§ Work to do: Your task is to reproduce the material exactly.

— Start of Information given —

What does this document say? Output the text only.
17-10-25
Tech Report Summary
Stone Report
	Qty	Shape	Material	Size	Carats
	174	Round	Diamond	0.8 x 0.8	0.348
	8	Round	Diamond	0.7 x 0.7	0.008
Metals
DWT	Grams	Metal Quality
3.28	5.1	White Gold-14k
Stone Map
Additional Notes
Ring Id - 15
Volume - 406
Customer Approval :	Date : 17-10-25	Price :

— End of Information given —

§ Exercise answer:
What does this document say? Output the text only.
17-10-25
Tech Report Summary
Stone Report
	Qty	Shape	Material	Size	Carats
	174	Round	Diamond	0.8 x 0.8	0.348
	8	Round	Diamond	0.7 x 0.7	0.008
Metals
DWT	Grams	Metal Quality
3.28	5.1	White Gold-14k
Stone Map
Additional Notes
Ring Id - 15
Volume - 406
Customer Approval :	Date : 17-10-25	Price :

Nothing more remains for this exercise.